Compiti da svolgere |
1. Secondo il brano su Arrigo Boito, quali due opere gli hanno già procurato buona parte della sua gloria?
2. Prosegui il brano su Arrigo Boito a partire dalla sua ultima frase.

Brano citato |
=-=-=-=-=
Basterebbe il «Mefistofele,» credo, per fare il nome d’Arrigo Boito immortale: il «Mefistofele» dalla musica descrittiva, dalla parola melodiosa, il vero dramma musicale, l’unità profonda, indissolubile, sognata da Wagner. «Danse, Musique et Poésie forment la ronde de l’Art vivant» scrive Edouard Schuré in fronte ad un suo indimenticabile libro e il Boito nell’accolta armoniosa delle tre Muse sorelle è giunto a posare il piede vittorioso sul polo vergine dell’Ideale.

Ma non è di questo che volevo parlarvi, care amiche. Volevo scorrere con voi, oggi, qualcuno dei bizzarri canti del rubesto poeta al quale il Libro dei versi e la stupenda leggenda di Re Orso fruttarono già buona parte di gloria. Il Boito quantunque originalissimo fa parte di quella scuola che quando voi non eravate ancora arrivate al mondo chiamavano: dell’arte futura, e che ora, per la frettolosa [p. 241 modifica]evoluzione di questi ultimi anni, minaccia di appartenere all’arte del passato. Il Boito è sopratutto scultorio. Egli non può appagarsi, come tanti, d’idee, di larve, di fluttazioni e di miraggi; egli ha bisogno della forma definita, della materia, quasi, ha bisogno di foggiare, di plasmare, d’incarnare subito la sua ispirazione, di vedersela lì, sotto gli occhi, viva palpitante, umana. Quando scriveva quei due famosi versi che diventarono il catechismo del suo cenacolo:

                         E non trovando il Bello
                         Ci abbranchiamo all’Orrendo

io credo che il bello lo cercasse dove non poteva trovarlo, dov’è soggetto a guastarsi, a immiserirsi: negli aspetti, non nell’anima delle cose. È sempre più artista che poeta; più favoleggiatore che sognatore.
=-=-=-=-=
Materiale fornito |
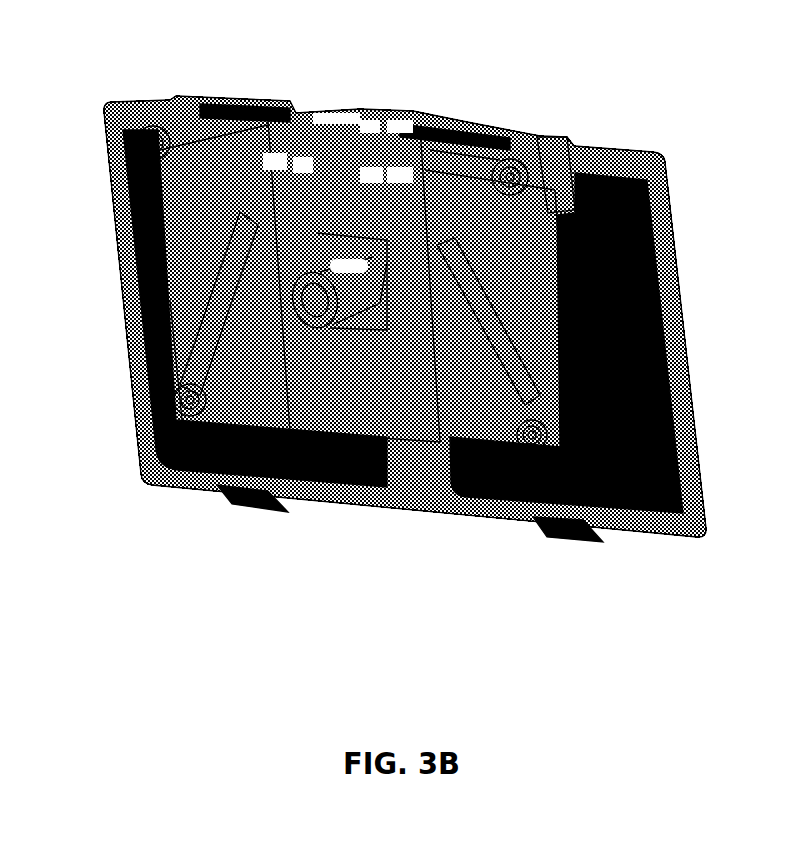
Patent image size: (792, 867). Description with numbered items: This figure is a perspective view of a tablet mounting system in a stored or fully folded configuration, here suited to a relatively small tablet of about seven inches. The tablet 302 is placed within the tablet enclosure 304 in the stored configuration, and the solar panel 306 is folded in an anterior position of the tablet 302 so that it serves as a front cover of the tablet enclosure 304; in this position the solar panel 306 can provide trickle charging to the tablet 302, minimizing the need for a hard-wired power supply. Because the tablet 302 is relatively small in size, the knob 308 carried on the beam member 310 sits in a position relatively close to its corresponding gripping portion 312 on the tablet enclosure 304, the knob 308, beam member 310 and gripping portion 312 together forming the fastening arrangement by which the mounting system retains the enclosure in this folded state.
=-=-=-=-=
Risposte per compito |
1. Il Libro dei versi e la leggenda di Re Orso.

2.
Anche le sue fantasie hanno tutte, direi, un piede in terra, si basano tutte sul reale, sul visibile; egli non idealizza il vero, ma umanizza la idealità.

Qualche volta, inoltre, una certa intonazione irrisoria, amara, scettica che traspare, ci ricorda il ghigno e le contorsioni diaboliche del suo Mefistofele. Anch’egli par preferire gli odori resinosi e le macabre fantasie nordiche ai fiori irrorati dal plenilunio, fra i quali non si raccapezza e la sua fibra s’indebolisce rischiando di dare nel banale o nel grottesco; mentre nelle dipinture del pauroso, del mostruoso, del sinistro, è maestro. È proprio il rovescio del Praga, suo fratello d’arte, il quale non è mai così efficace e commovente come quando attinge alla semplice verità.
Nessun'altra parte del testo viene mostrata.